THE EXERCISE: What lines of the data hold the string "name"? Pull each one out.

EXCERPTED DATA:
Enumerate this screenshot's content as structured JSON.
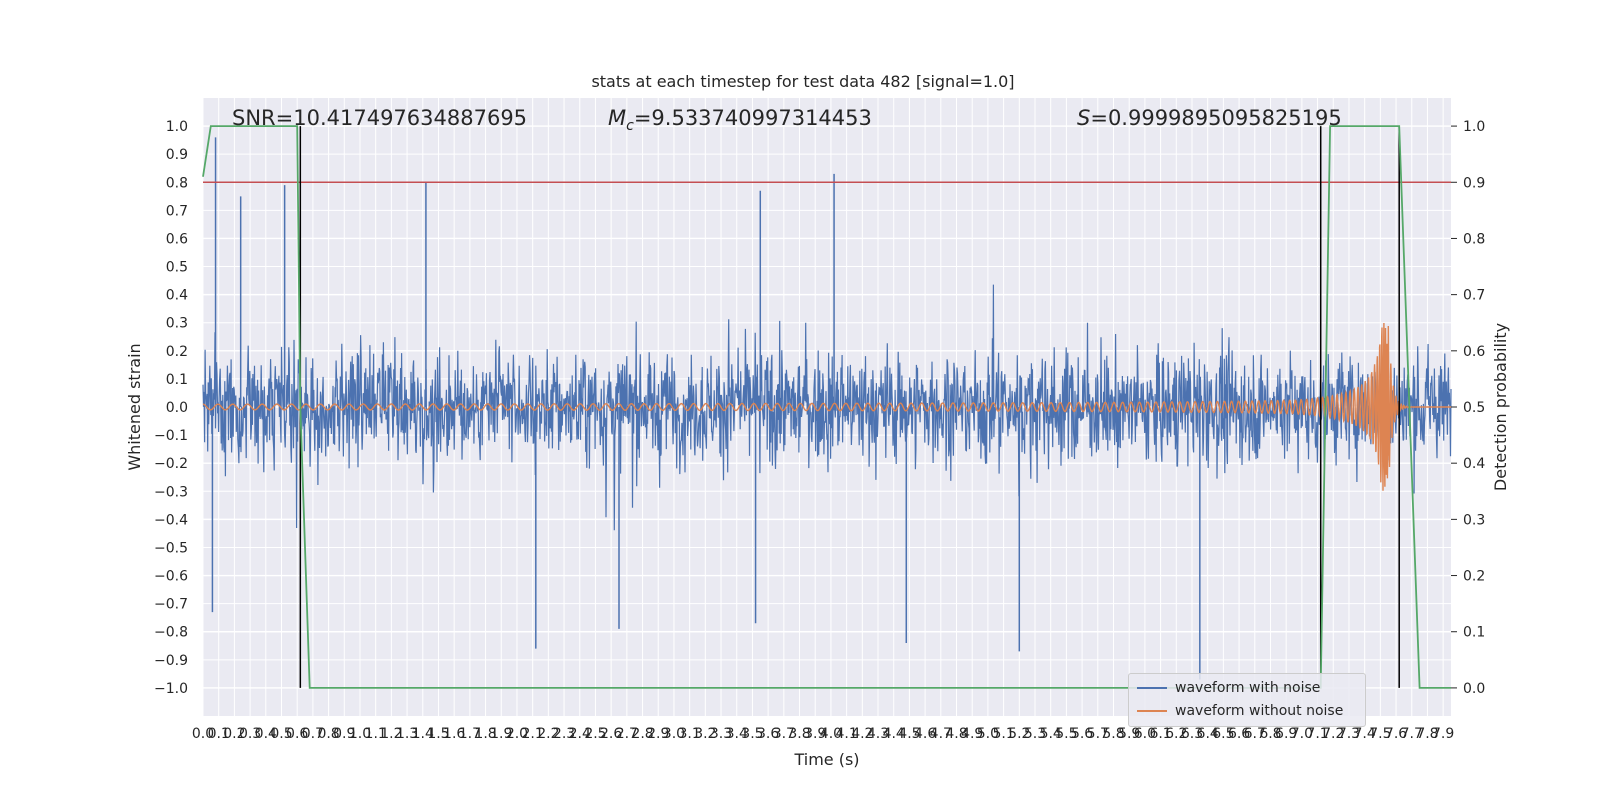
{
  "chart_data": {
    "type": "line",
    "title": "stats at each timestep for test data 482 [signal=1.0]",
    "xlabel": "Time (s)",
    "ylabel": "Whitened strain",
    "y2label": "Detection probability",
    "xlim": [
      0.0,
      7.95
    ],
    "ylim": [
      -1.1,
      1.1
    ],
    "y2lim": [
      -0.05,
      1.05
    ],
    "grid": true,
    "legend_position": "lower-right",
    "x_ticks": [
      "0.0",
      "0.1",
      "0.2",
      "0.3",
      "0.4",
      "0.5",
      "0.6",
      "0.7",
      "0.8",
      "0.9",
      "1.0",
      "1.1",
      "1.2",
      "1.3",
      "1.4",
      "1.5",
      "1.6",
      "1.7",
      "1.8",
      "1.9",
      "2.0",
      "2.1",
      "2.2",
      "2.3",
      "2.4",
      "2.5",
      "2.6",
      "2.7",
      "2.8",
      "2.9",
      "3.0",
      "3.1",
      "3.2",
      "3.3",
      "3.4",
      "3.5",
      "3.6",
      "3.7",
      "3.8",
      "3.9",
      "4.0",
      "4.1",
      "4.2",
      "4.3",
      "4.4",
      "4.5",
      "4.6",
      "4.7",
      "4.8",
      "4.9",
      "5.0",
      "5.1",
      "5.2",
      "5.3",
      "5.4",
      "5.5",
      "5.6",
      "5.7",
      "5.8",
      "5.9",
      "6.0",
      "6.1",
      "6.2",
      "6.3",
      "6.4",
      "6.5",
      "6.6",
      "6.7",
      "6.8",
      "6.9",
      "7.0",
      "7.1",
      "7.2",
      "7.3",
      "7.4",
      "7.5",
      "7.6",
      "7.7",
      "7.8",
      "7.9"
    ],
    "y_ticks": [
      "−1.0",
      "−0.9",
      "−0.8",
      "−0.7",
      "−0.6",
      "−0.5",
      "−0.4",
      "−0.3",
      "−0.2",
      "−0.1",
      "0.0",
      "0.1",
      "0.2",
      "0.3",
      "0.4",
      "0.5",
      "0.6",
      "0.7",
      "0.8",
      "0.9",
      "1.0"
    ],
    "y2_ticks": [
      "0.0",
      "0.1",
      "0.2",
      "0.3",
      "0.4",
      "0.5",
      "0.6",
      "0.7",
      "0.8",
      "0.9",
      "1.0"
    ],
    "annotations": {
      "snr": "SNR=10.417497634887695",
      "mc_symbol": "M",
      "mc_sub": "c",
      "mc_value": "=9.533740997314453",
      "s_symbol": "S",
      "s_value": "=0.9999895095825195"
    },
    "threshold_y2": 0.9,
    "vertical_lines_x": [
      0.62,
      7.12,
      7.62
    ],
    "series": [
      {
        "name": "waveform with noise",
        "color": "#4c72b0",
        "note_type": "noise",
        "amplitude_envelope": 0.3,
        "peaks": [
          {
            "x": 0.08,
            "y": 0.96
          },
          {
            "x": 0.24,
            "y": 0.75
          },
          {
            "x": 0.52,
            "y": 0.79
          },
          {
            "x": 1.42,
            "y": 0.8
          },
          {
            "x": 3.55,
            "y": 0.77
          },
          {
            "x": 4.02,
            "y": 0.83
          },
          {
            "x": 0.06,
            "y": -0.73
          },
          {
            "x": 2.12,
            "y": -0.86
          },
          {
            "x": 2.65,
            "y": -0.79
          },
          {
            "x": 3.52,
            "y": -0.77
          },
          {
            "x": 4.48,
            "y": -0.84
          },
          {
            "x": 5.2,
            "y": -0.87
          },
          {
            "x": 6.35,
            "y": -0.97
          }
        ]
      },
      {
        "name": "waveform without noise",
        "color": "#dd8452",
        "note_type": "chirp",
        "merger_x": 7.55,
        "amplitude_start": 0.01,
        "amplitude_peak": 0.3
      },
      {
        "name": "",
        "color": "#55a868",
        "axis": "y2",
        "x": [
          0.0,
          0.05,
          0.08,
          0.12,
          0.6,
          0.62,
          0.68,
          7.12,
          7.18,
          7.62,
          7.75,
          7.95
        ],
        "y": [
          0.91,
          1.0,
          1.0,
          1.0,
          1.0,
          0.5,
          0.0,
          0.0,
          1.0,
          1.0,
          0.0,
          0.0
        ]
      }
    ],
    "threshold_color": "#c44e52"
  },
  "legend": {
    "item1": "waveform with noise",
    "item2": "waveform without noise"
  }
}
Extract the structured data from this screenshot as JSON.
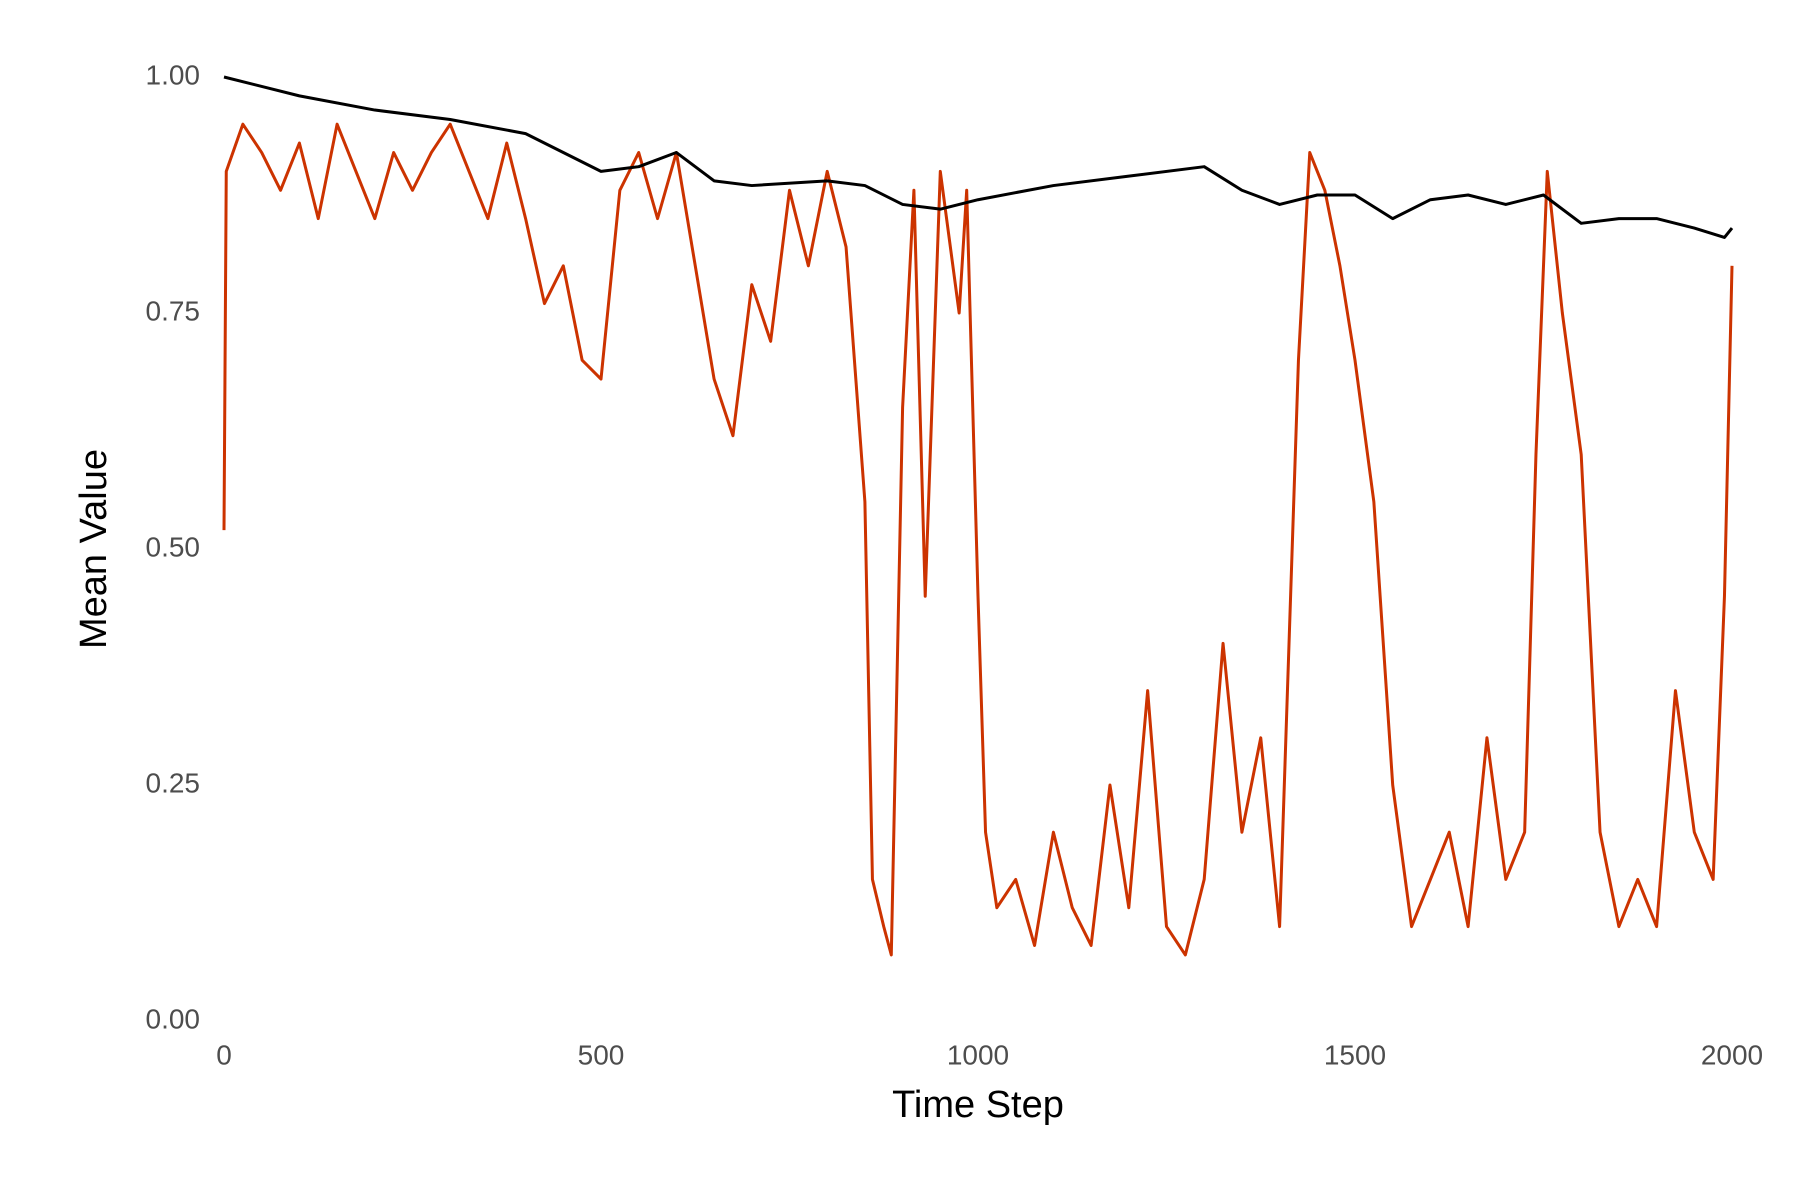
{
  "chart_data": {
    "type": "line",
    "x_label": "Time Step",
    "y_label": "Mean Value",
    "xlim": [
      0,
      2000
    ],
    "ylim": [
      0,
      1
    ],
    "xticks": [
      0,
      500,
      1000,
      1500,
      2000
    ],
    "yticks": [
      {
        "value": 0,
        "label": "0.00"
      },
      {
        "value": 0.25,
        "label": "0.25"
      },
      {
        "value": 0.5,
        "label": "0.50"
      },
      {
        "value": 0.75,
        "label": "0.75"
      },
      {
        "value": 1,
        "label": "1.00"
      }
    ],
    "series": [
      {
        "color": "#cc3300",
        "x": [
          0,
          3,
          25,
          50,
          75,
          100,
          125,
          150,
          175,
          200,
          225,
          250,
          275,
          300,
          325,
          350,
          375,
          400,
          425,
          450,
          475,
          500,
          525,
          550,
          575,
          600,
          625,
          650,
          675,
          700,
          725,
          750,
          775,
          800,
          825,
          850,
          860,
          875,
          885,
          900,
          915,
          930,
          950,
          975,
          985,
          1000,
          1010,
          1025,
          1050,
          1075,
          1100,
          1125,
          1150,
          1175,
          1200,
          1225,
          1250,
          1275,
          1300,
          1325,
          1350,
          1375,
          1400,
          1425,
          1440,
          1460,
          1480,
          1500,
          1525,
          1550,
          1575,
          1600,
          1625,
          1650,
          1675,
          1700,
          1725,
          1740,
          1755,
          1775,
          1800,
          1825,
          1850,
          1875,
          1900,
          1925,
          1950,
          1975,
          1990,
          2000
        ],
        "values": [
          0.52,
          0.9,
          0.95,
          0.92,
          0.88,
          0.93,
          0.85,
          0.95,
          0.9,
          0.85,
          0.92,
          0.88,
          0.92,
          0.95,
          0.9,
          0.85,
          0.93,
          0.85,
          0.76,
          0.8,
          0.7,
          0.68,
          0.88,
          0.92,
          0.85,
          0.92,
          0.8,
          0.68,
          0.62,
          0.78,
          0.72,
          0.88,
          0.8,
          0.9,
          0.82,
          0.55,
          0.15,
          0.1,
          0.07,
          0.65,
          0.88,
          0.45,
          0.9,
          0.75,
          0.88,
          0.45,
          0.2,
          0.12,
          0.15,
          0.08,
          0.2,
          0.12,
          0.08,
          0.25,
          0.12,
          0.35,
          0.1,
          0.07,
          0.15,
          0.4,
          0.2,
          0.3,
          0.1,
          0.7,
          0.92,
          0.88,
          0.8,
          0.7,
          0.55,
          0.25,
          0.1,
          0.15,
          0.2,
          0.1,
          0.3,
          0.15,
          0.2,
          0.6,
          0.9,
          0.75,
          0.6,
          0.2,
          0.1,
          0.15,
          0.1,
          0.35,
          0.2,
          0.15,
          0.45,
          0.8
        ]
      },
      {
        "color": "#000000",
        "x": [
          0,
          100,
          200,
          300,
          400,
          450,
          500,
          550,
          600,
          650,
          700,
          800,
          850,
          900,
          950,
          1000,
          1100,
          1200,
          1300,
          1350,
          1400,
          1450,
          1500,
          1550,
          1600,
          1650,
          1700,
          1750,
          1800,
          1850,
          1900,
          1950,
          1990,
          2000
        ],
        "values": [
          1.0,
          0.98,
          0.965,
          0.955,
          0.94,
          0.92,
          0.9,
          0.905,
          0.92,
          0.89,
          0.885,
          0.89,
          0.885,
          0.865,
          0.86,
          0.87,
          0.885,
          0.895,
          0.905,
          0.88,
          0.865,
          0.875,
          0.875,
          0.85,
          0.87,
          0.875,
          0.865,
          0.875,
          0.845,
          0.85,
          0.85,
          0.84,
          0.83,
          0.84
        ]
      }
    ]
  }
}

SOLUTION:
        "name": "waveform with noise",
        "name": "waveform without noise",
        "name": "",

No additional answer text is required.